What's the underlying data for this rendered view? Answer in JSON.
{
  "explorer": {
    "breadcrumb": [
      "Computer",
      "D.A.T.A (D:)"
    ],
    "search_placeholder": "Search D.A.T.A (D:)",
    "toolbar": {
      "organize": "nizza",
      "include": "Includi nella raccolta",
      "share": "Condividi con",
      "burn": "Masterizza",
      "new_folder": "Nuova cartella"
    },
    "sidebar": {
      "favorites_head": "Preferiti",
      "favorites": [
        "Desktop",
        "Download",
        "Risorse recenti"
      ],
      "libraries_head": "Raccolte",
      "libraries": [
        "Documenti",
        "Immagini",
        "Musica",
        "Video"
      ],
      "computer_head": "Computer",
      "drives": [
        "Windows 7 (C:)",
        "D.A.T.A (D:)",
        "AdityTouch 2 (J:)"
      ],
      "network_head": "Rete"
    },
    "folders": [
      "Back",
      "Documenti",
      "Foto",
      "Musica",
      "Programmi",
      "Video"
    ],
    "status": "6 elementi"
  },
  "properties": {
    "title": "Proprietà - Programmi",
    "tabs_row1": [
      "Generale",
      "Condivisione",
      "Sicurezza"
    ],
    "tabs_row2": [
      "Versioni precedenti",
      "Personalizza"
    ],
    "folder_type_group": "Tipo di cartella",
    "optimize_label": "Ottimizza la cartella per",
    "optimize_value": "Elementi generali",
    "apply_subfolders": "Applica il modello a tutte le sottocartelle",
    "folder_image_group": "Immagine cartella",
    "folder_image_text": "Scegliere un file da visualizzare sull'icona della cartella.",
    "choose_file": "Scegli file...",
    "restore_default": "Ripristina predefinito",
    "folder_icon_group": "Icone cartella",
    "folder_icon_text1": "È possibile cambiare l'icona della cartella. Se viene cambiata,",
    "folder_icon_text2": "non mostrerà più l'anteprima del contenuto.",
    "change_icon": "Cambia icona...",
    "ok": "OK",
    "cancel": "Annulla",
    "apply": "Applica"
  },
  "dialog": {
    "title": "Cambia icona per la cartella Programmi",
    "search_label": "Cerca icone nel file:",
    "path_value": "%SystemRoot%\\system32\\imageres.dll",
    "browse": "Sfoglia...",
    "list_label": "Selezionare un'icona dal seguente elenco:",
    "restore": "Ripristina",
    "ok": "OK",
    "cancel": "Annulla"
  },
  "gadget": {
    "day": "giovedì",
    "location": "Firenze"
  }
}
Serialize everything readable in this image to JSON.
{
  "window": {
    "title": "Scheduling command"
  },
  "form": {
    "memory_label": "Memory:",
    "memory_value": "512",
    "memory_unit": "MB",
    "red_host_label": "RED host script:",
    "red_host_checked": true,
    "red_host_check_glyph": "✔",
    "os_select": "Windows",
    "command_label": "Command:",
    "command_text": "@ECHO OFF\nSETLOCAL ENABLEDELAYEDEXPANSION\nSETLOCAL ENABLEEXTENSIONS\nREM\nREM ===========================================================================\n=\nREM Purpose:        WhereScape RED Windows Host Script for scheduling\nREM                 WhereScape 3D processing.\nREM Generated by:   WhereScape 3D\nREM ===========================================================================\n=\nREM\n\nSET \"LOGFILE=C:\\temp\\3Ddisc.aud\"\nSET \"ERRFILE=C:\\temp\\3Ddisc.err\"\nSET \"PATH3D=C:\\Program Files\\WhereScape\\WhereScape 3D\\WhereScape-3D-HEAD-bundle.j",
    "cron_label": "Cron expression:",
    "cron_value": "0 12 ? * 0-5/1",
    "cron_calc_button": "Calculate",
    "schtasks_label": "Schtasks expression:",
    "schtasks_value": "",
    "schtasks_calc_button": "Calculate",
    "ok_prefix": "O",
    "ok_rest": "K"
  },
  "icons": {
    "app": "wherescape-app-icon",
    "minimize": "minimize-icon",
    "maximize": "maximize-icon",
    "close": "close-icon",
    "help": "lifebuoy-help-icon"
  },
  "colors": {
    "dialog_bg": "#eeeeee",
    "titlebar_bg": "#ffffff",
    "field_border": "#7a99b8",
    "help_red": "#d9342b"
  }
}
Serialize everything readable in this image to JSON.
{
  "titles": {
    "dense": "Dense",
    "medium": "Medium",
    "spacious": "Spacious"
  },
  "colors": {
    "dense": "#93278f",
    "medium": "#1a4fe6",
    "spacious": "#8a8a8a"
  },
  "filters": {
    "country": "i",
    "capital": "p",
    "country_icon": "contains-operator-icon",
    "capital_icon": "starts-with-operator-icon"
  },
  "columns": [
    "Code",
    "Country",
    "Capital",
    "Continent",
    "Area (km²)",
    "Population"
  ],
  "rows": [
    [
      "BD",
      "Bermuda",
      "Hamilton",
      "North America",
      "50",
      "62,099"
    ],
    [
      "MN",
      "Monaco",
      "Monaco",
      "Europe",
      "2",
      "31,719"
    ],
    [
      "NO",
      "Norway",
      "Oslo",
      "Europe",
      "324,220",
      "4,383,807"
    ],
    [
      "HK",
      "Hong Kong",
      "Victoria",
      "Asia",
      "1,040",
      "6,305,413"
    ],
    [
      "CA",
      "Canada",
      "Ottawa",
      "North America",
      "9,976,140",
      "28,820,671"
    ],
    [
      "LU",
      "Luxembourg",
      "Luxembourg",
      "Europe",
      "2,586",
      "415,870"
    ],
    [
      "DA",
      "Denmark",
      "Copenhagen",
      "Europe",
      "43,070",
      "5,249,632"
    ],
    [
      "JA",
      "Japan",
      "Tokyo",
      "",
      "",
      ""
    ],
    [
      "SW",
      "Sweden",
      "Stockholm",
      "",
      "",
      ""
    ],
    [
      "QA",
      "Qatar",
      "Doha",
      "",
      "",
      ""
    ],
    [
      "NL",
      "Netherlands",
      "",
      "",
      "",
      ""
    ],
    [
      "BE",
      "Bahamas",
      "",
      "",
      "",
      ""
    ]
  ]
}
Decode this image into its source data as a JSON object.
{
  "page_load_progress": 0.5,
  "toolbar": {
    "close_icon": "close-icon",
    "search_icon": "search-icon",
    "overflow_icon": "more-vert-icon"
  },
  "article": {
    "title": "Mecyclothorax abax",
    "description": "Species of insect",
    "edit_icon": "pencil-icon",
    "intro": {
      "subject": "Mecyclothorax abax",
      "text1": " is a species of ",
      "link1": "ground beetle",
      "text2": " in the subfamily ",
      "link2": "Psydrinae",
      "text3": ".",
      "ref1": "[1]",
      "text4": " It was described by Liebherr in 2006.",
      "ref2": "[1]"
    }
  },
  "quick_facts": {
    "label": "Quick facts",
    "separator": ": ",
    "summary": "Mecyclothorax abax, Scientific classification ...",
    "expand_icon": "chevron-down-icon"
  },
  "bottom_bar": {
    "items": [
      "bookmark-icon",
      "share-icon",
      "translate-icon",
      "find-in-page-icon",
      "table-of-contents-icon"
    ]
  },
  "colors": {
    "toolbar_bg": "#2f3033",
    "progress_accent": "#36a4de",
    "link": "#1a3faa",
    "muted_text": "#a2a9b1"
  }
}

★ ★ ★ ★

▶ **REQUIRED TASK**: Give the data again, exactly as it stands.

▶ **FINAL ANSWER**:
What's the underlying data for this rendered view? Answer in JSON.
{
  "explorer": {
    "breadcrumb": [
      "Computer",
      "D.A.T.A (D:)"
    ],
    "search_placeholder": "Search D.A.T.A (D:)",
    "toolbar": {
      "organize": "nizza",
      "include": "Includi nella raccolta",
      "share": "Condividi con",
      "burn": "Masterizza",
      "new_folder": "Nuova cartella"
    },
    "sidebar": {
      "favorites_head": "Preferiti",
      "favorites": [
        "Desktop",
        "Download",
        "Risorse recenti"
      ],
      "libraries_head": "Raccolte",
      "libraries": [
        "Documenti",
        "Immagini",
        "Musica",
        "Video"
      ],
      "computer_head": "Computer",
      "drives": [
        "Windows 7 (C:)",
        "D.A.T.A (D:)",
        "AdityTouch 2 (J:)"
      ],
      "network_head": "Rete"
    },
    "folders": [
      "Back",
      "Documenti",
      "Foto",
      "Musica",
      "Programmi",
      "Video"
    ],
    "status": "6 elementi"
  },
  "properties": {
    "title": "Proprietà - Programmi",
    "tabs_row1": [
      "Generale",
      "Condivisione",
      "Sicurezza"
    ],
    "tabs_row2": [
      "Versioni precedenti",
      "Personalizza"
    ],
    "folder_type_group": "Tipo di cartella",
    "optimize_label": "Ottimizza la cartella per",
    "optimize_value": "Elementi generali",
    "apply_subfolders": "Applica il modello a tutte le sottocartelle",
    "folder_image_group": "Immagine cartella",
    "folder_image_text": "Scegliere un file da visualizzare sull'icona della cartella.",
    "choose_file": "Scegli file...",
    "restore_default": "Ripristina predefinito",
    "folder_icon_group": "Icone cartella",
    "folder_icon_text1": "È possibile cambiare l'icona della cartella. Se viene cambiata,",
    "folder_icon_text2": "non mostrerà più l'anteprima del contenuto.",
    "change_icon": "Cambia icona...",
    "ok": "OK",
    "cancel": "Annulla",
    "apply": "Applica"
  },
  "dialog": {
    "title": "Cambia icona per la cartella Programmi",
    "search_label": "Cerca icone nel file:",
    "path_value": "%SystemRoot%\\system32\\imageres.dll",
    "browse": "Sfoglia...",
    "list_label": "Selezionare un'icona dal seguente elenco:",
    "restore": "Ripristina",
    "ok": "OK",
    "cancel": "Annulla"
  },
  "gadget": {
    "day": "giovedì",
    "location": "Firenze"
  }
}
Serialize everything readable in this image to JSON.
{
  "window": {
    "title": "Scheduling command"
  },
  "form": {
    "memory_label": "Memory:",
    "memory_value": "512",
    "memory_unit": "MB",
    "red_host_label": "RED host script:",
    "red_host_checked": true,
    "red_host_check_glyph": "✔",
    "os_select": "Windows",
    "command_label": "Command:",
    "command_text": "@ECHO OFF\nSETLOCAL ENABLEDELAYEDEXPANSION\nSETLOCAL ENABLEEXTENSIONS\nREM\nREM ===========================================================================\n=\nREM Purpose:        WhereScape RED Windows Host Script for scheduling\nREM                 WhereScape 3D processing.\nREM Generated by:   WhereScape 3D\nREM ===========================================================================\n=\nREM\n\nSET \"LOGFILE=C:\\temp\\3Ddisc.aud\"\nSET \"ERRFILE=C:\\temp\\3Ddisc.err\"\nSET \"PATH3D=C:\\Program Files\\WhereScape\\WhereScape 3D\\WhereScape-3D-HEAD-bundle.j",
    "cron_label": "Cron expression:",
    "cron_value": "0 12 ? * 0-5/1",
    "cron_calc_button": "Calculate",
    "schtasks_label": "Schtasks expression:",
    "schtasks_value": "",
    "schtasks_calc_button": "Calculate",
    "ok_prefix": "O",
    "ok_rest": "K"
  },
  "icons": {
    "app": "wherescape-app-icon",
    "minimize": "minimize-icon",
    "maximize": "maximize-icon",
    "close": "close-icon",
    "help": "lifebuoy-help-icon"
  },
  "colors": {
    "dialog_bg": "#eeeeee",
    "titlebar_bg": "#ffffff",
    "field_border": "#7a99b8",
    "help_red": "#d9342b"
  }
}
Serialize everything readable in this image to JSON.
{
  "titles": {
    "dense": "Dense",
    "medium": "Medium",
    "spacious": "Spacious"
  },
  "colors": {
    "dense": "#93278f",
    "medium": "#1a4fe6",
    "spacious": "#8a8a8a"
  },
  "filters": {
    "country": "i",
    "capital": "p",
    "country_icon": "contains-operator-icon",
    "capital_icon": "starts-with-operator-icon"
  },
  "columns": [
    "Code",
    "Country",
    "Capital",
    "Continent",
    "Area (km²)",
    "Population"
  ],
  "rows": [
    [
      "BD",
      "Bermuda",
      "Hamilton",
      "North America",
      "50",
      "62,099"
    ],
    [
      "MN",
      "Monaco",
      "Monaco",
      "Europe",
      "2",
      "31,719"
    ],
    [
      "NO",
      "Norway",
      "Oslo",
      "Europe",
      "324,220",
      "4,383,807"
    ],
    [
      "HK",
      "Hong Kong",
      "Victoria",
      "Asia",
      "1,040",
      "6,305,413"
    ],
    [
      "CA",
      "Canada",
      "Ottawa",
      "North America",
      "9,976,140",
      "28,820,671"
    ],
    [
      "LU",
      "Luxembourg",
      "Luxembourg",
      "Europe",
      "2,586",
      "415,870"
    ],
    [
      "DA",
      "Denmark",
      "Copenhagen",
      "Europe",
      "43,070",
      "5,249,632"
    ],
    [
      "JA",
      "Japan",
      "Tokyo",
      "",
      "",
      ""
    ],
    [
      "SW",
      "Sweden",
      "Stockholm",
      "",
      "",
      ""
    ],
    [
      "QA",
      "Qatar",
      "Doha",
      "",
      "",
      ""
    ],
    [
      "NL",
      "Netherlands",
      "",
      "",
      "",
      ""
    ],
    [
      "BE",
      "Bahamas",
      "",
      "",
      "",
      ""
    ]
  ]
}
Decode this image into its source data as a JSON object.
{
  "page_load_progress": 0.5,
  "toolbar": {
    "close_icon": "close-icon",
    "search_icon": "search-icon",
    "overflow_icon": "more-vert-icon"
  },
  "article": {
    "title": "Mecyclothorax abax",
    "description": "Species of insect",
    "edit_icon": "pencil-icon",
    "intro": {
      "subject": "Mecyclothorax abax",
      "text1": " is a species of ",
      "link1": "ground beetle",
      "text2": " in the subfamily ",
      "link2": "Psydrinae",
      "text3": ".",
      "ref1": "[1]",
      "text4": " It was described by Liebherr in 2006.",
      "ref2": "[1]"
    }
  },
  "quick_facts": {
    "label": "Quick facts",
    "separator": ": ",
    "summary": "Mecyclothorax abax, Scientific classification ...",
    "expand_icon": "chevron-down-icon"
  },
  "bottom_bar": {
    "items": [
      "bookmark-icon",
      "share-icon",
      "translate-icon",
      "find-in-page-icon",
      "table-of-contents-icon"
    ]
  },
  "colors": {
    "toolbar_bg": "#2f3033",
    "progress_accent": "#36a4de",
    "link": "#1a3faa",
    "muted_text": "#a2a9b1"
  }
}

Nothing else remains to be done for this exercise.